WHAT THIS TASK INVOLVES -> Images embedded in the records are excluded; print everything else exactly as given.
══ ENTRIES PROVIDED ══
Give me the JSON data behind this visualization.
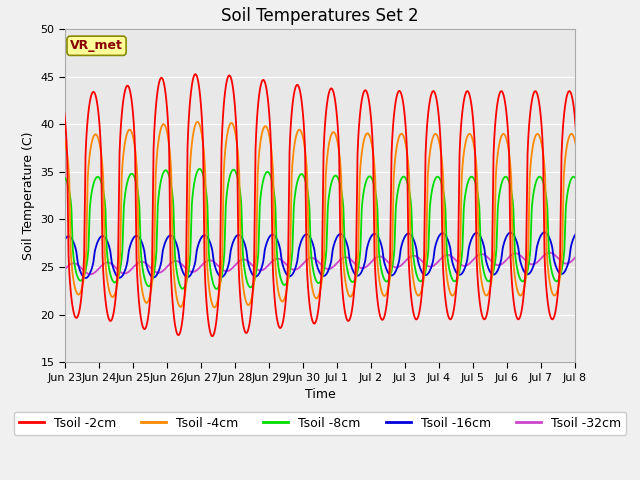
{
  "title": "Soil Temperatures Set 2",
  "xlabel": "Time",
  "ylabel": "Soil Temperature (C)",
  "ylim": [
    15,
    50
  ],
  "yticks": [
    15,
    20,
    25,
    30,
    35,
    40,
    45,
    50
  ],
  "colors": {
    "Tsoil -2cm": "#ff0000",
    "Tsoil -4cm": "#ff8800",
    "Tsoil -8cm": "#00dd00",
    "Tsoil -16cm": "#0000dd",
    "Tsoil -32cm": "#cc44cc"
  },
  "plot_bg": "#e8e8e8",
  "fig_bg": "#f0f0f0",
  "annotation_text": "VR_met",
  "annotation_box_color": "#ffff99",
  "annotation_border_color": "#888800",
  "title_fontsize": 12,
  "axis_fontsize": 9,
  "legend_fontsize": 9,
  "tick_fontsize": 8,
  "line_width": 1.3,
  "mean2": 31.5,
  "amp2": 12.0,
  "mean4": 30.5,
  "amp4": 8.5,
  "mean8": 29.0,
  "amp8": 5.5,
  "mean16": 26.0,
  "amp16": 2.2,
  "mean32": 24.7,
  "amp32": 0.6,
  "peak_hour_2": 14.0,
  "peak_hour_4": 15.5,
  "peak_hour_8": 17.0,
  "peak_hour_16": 20.5,
  "peak_hour_32": 24.0,
  "xlim_start": 1,
  "xlim_end": 16,
  "tick_positions": [
    1,
    2,
    3,
    4,
    5,
    6,
    7,
    8,
    9,
    10,
    11,
    12,
    13,
    14,
    15,
    16
  ],
  "tick_labels": [
    "Jun 23",
    "Jun 24",
    "Jun 25",
    "Jun 26",
    "Jun 27",
    "Jun 28",
    "Jun 29",
    "Jun 30",
    "Jul 1",
    "Jul 2",
    "Jul 3",
    "Jul 4",
    "Jul 5",
    "Jul 6",
    "Jul 7",
    "Jul 8"
  ]
}
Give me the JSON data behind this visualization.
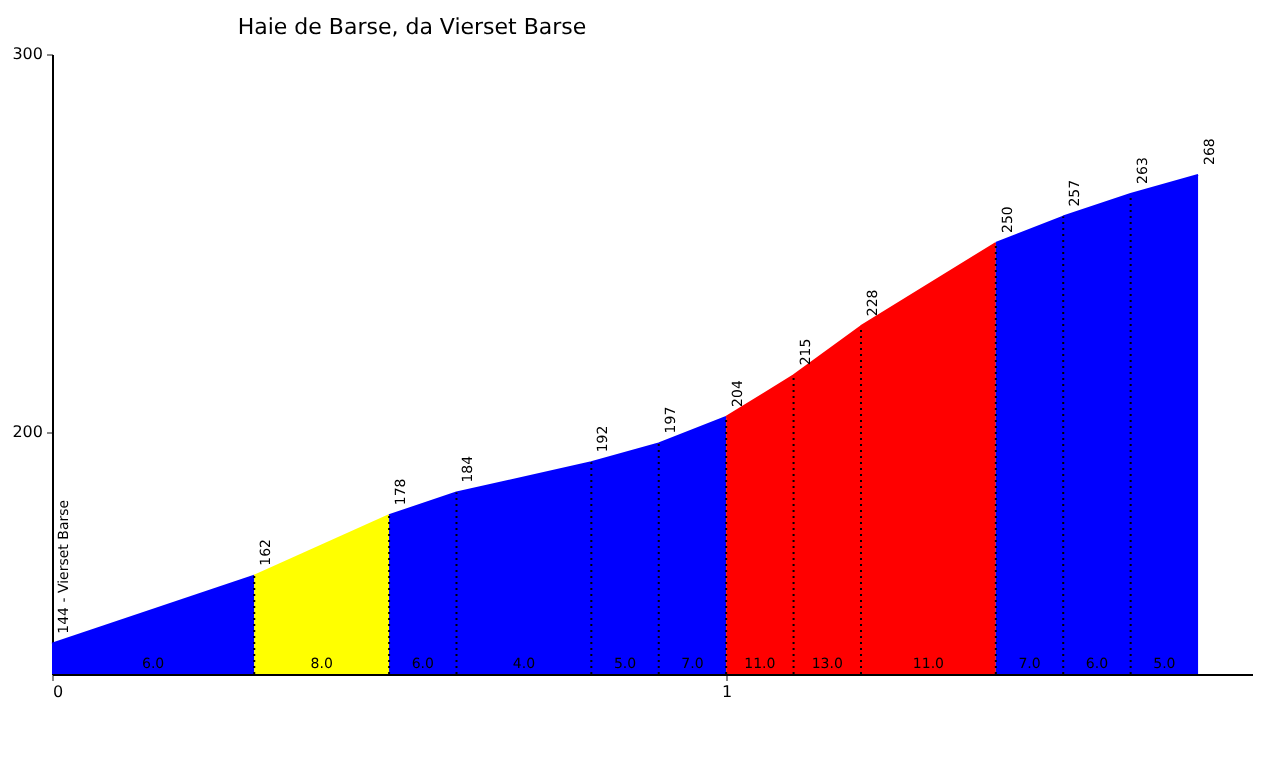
═══
ANSWER FOR THIS EXERCISE ->
Give me the JSON data behind this visualization.
{
  "title": "Soil Temperatures Set 2",
  "xlabel": "Time",
  "ylabel": "Soil Temperature (C)",
  "ylim": [
    15,
    50
  ],
  "yticks": [
    15,
    20,
    25,
    30,
    35,
    40,
    45,
    50
  ],
  "colors": {
    "Tsoil -2cm": "#ff0000",
    "Tsoil -4cm": "#ff8800",
    "Tsoil -8cm": "#00dd00",
    "Tsoil -16cm": "#0000dd",
    "Tsoil -32cm": "#cc44cc"
  },
  "plot_bg": "#e8e8e8",
  "fig_bg": "#f0f0f0",
  "annotation_text": "VR_met",
  "annotation_box_color": "#ffff99",
  "annotation_border_color": "#888800",
  "title_fontsize": 12,
  "axis_fontsize": 9,
  "legend_fontsize": 9,
  "tick_fontsize": 8,
  "line_width": 1.3,
  "mean2": 31.5,
  "amp2": 12.0,
  "mean4": 30.5,
  "amp4": 8.5,
  "mean8": 29.0,
  "amp8": 5.5,
  "mean16": 26.0,
  "amp16": 2.2,
  "mean32": 24.7,
  "amp32": 0.6,
  "peak_hour_2": 14.0,
  "peak_hour_4": 15.5,
  "peak_hour_8": 17.0,
  "peak_hour_16": 20.5,
  "peak_hour_32": 24.0,
  "xlim_start": 1,
  "xlim_end": 16,
  "tick_positions": [
    1,
    2,
    3,
    4,
    5,
    6,
    7,
    8,
    9,
    10,
    11,
    12,
    13,
    14,
    15,
    16
  ],
  "tick_labels": [
    "Jun 23",
    "Jun 24",
    "Jun 25",
    "Jun 26",
    "Jun 27",
    "Jun 28",
    "Jun 29",
    "Jun 30",
    "Jul 1",
    "Jul 2",
    "Jul 3",
    "Jul 4",
    "Jul 5",
    "Jul 6",
    "Jul 7",
    "Jul 8"
  ]
}
Give me the JSON data behind this visualization.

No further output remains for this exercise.